__Work instructions__
Copy out each line below that has the word "source" in it.

[Excerpts from a figure dataset]
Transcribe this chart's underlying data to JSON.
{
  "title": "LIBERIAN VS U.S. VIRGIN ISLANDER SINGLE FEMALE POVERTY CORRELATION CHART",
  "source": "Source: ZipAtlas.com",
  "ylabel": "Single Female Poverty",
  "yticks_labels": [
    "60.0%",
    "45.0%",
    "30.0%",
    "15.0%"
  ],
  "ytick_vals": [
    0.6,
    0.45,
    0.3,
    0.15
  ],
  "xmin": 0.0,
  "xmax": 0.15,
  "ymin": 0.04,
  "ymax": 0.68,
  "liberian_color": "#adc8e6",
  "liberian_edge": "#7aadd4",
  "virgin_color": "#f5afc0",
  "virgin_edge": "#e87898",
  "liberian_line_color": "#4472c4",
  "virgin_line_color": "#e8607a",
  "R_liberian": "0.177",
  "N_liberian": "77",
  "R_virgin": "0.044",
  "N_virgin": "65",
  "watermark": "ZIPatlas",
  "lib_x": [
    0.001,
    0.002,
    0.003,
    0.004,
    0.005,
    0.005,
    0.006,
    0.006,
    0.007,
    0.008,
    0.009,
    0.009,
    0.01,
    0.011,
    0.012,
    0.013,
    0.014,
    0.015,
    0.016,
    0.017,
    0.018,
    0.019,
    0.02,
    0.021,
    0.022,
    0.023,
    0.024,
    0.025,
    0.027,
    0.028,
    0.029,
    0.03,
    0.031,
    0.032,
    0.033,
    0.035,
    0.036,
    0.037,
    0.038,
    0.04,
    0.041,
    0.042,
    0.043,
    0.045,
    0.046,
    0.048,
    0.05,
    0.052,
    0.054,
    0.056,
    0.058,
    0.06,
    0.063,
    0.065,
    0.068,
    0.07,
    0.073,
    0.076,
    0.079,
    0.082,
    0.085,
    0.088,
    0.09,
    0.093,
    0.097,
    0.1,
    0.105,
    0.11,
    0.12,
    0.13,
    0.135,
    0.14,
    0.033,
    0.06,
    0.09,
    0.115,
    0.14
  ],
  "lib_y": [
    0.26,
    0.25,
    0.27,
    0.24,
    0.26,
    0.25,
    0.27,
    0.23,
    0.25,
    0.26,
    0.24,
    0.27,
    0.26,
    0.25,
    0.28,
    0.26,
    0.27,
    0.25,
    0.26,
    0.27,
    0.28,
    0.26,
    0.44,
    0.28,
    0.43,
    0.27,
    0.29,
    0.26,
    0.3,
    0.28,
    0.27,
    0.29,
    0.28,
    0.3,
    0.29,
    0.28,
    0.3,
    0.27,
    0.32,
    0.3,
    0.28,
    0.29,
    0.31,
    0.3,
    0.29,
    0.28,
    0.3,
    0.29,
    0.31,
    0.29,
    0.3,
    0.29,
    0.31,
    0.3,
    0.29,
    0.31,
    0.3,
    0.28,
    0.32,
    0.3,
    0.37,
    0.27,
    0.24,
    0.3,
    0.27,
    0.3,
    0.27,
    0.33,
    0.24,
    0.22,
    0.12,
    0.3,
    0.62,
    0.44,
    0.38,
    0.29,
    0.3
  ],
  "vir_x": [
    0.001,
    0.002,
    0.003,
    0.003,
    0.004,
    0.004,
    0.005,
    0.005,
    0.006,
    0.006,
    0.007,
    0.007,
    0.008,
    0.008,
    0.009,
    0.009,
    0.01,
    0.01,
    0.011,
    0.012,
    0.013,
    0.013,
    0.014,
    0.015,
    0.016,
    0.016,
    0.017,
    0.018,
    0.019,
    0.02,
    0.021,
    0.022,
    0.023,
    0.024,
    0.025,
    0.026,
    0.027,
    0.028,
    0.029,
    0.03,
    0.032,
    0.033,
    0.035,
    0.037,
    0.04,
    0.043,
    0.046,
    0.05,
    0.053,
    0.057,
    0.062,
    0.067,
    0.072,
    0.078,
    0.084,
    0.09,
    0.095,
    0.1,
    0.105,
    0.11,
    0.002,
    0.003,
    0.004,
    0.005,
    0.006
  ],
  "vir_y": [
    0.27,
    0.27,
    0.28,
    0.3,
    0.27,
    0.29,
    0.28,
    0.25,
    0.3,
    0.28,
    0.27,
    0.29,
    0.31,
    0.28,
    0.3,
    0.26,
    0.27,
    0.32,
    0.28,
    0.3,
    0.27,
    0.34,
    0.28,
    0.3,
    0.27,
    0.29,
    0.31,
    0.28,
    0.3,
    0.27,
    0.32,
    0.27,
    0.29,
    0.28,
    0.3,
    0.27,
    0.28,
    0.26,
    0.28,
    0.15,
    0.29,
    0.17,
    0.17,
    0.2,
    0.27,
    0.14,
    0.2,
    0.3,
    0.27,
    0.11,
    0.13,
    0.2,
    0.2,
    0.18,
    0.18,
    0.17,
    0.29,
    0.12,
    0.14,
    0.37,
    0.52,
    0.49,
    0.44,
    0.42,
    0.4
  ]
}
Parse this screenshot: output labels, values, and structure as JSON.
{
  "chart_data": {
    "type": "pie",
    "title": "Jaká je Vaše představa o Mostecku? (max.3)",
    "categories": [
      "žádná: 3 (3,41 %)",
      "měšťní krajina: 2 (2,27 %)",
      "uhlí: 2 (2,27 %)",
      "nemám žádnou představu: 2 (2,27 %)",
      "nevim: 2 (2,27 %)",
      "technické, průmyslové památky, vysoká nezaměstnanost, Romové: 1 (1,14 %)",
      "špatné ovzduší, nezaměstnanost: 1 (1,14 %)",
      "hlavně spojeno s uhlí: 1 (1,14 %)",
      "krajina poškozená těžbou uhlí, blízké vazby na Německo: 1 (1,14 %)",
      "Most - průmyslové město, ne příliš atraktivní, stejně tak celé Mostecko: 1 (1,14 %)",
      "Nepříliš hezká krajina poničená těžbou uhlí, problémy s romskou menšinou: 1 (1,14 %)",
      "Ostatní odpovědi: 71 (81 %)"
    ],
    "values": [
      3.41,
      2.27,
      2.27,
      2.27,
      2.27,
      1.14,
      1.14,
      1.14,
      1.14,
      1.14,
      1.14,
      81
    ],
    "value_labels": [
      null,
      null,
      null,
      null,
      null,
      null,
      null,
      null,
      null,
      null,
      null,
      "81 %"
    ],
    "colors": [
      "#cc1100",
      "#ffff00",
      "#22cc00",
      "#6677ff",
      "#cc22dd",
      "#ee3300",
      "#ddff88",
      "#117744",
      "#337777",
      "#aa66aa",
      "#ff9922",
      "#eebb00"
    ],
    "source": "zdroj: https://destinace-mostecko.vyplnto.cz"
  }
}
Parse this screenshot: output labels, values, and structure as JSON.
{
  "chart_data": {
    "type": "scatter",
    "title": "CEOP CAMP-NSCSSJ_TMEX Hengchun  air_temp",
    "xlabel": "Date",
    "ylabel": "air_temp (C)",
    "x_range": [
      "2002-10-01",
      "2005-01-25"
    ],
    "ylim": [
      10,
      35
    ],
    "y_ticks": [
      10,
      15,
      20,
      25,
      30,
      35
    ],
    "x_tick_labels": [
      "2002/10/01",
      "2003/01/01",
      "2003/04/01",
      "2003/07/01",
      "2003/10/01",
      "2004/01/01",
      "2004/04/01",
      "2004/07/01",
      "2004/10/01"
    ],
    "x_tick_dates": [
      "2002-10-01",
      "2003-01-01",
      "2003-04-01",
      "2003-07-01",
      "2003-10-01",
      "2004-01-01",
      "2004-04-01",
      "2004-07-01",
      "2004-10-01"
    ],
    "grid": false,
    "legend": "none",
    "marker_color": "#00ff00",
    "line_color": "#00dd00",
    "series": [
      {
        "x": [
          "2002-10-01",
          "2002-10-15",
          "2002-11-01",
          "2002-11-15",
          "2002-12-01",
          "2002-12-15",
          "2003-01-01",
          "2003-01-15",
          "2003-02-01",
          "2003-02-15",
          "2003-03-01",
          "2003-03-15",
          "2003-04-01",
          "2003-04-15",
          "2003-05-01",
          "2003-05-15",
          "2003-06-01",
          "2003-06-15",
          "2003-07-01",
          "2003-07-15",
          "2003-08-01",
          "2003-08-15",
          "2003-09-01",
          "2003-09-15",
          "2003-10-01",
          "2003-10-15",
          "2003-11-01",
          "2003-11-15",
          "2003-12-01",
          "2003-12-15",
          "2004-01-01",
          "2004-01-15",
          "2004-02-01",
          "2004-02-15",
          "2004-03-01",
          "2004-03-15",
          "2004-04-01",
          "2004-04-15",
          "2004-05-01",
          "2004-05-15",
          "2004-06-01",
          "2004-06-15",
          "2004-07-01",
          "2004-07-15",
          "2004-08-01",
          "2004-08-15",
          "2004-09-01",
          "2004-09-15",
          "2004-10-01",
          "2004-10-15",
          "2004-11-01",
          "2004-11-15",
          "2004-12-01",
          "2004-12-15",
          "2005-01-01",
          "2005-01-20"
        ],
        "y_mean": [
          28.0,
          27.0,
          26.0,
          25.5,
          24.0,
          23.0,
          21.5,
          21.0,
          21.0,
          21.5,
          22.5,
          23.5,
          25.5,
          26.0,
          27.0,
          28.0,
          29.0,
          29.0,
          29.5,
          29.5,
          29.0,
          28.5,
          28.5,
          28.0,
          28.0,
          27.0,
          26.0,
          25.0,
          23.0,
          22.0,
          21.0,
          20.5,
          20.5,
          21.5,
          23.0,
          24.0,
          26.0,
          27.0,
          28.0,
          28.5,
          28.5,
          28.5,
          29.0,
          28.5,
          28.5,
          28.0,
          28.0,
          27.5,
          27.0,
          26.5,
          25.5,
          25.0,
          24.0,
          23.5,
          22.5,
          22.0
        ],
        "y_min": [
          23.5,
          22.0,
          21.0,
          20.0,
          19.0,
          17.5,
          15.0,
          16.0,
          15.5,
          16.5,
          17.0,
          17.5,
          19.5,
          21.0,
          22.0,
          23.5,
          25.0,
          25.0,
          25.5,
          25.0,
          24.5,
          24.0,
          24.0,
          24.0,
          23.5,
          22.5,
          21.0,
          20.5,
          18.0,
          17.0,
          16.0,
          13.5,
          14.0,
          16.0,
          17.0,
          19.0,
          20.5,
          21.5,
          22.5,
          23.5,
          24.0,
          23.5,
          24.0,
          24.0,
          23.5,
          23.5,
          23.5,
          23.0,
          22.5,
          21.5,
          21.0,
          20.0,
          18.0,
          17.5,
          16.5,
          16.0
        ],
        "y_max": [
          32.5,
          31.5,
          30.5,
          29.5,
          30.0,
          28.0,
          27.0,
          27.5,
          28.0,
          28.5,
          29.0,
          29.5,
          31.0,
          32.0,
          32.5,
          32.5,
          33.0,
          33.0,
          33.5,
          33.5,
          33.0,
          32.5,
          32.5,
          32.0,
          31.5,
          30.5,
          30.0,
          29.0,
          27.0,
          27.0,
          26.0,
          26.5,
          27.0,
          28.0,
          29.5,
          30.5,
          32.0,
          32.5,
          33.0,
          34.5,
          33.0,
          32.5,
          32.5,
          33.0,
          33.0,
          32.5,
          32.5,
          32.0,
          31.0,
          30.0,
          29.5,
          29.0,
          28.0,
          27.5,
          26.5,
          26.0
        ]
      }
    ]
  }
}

__The response__
  "source": "Source: ZipAtlas.com",
    "source": "zdroj: https://destinace-mostecko.vyplnto.cz"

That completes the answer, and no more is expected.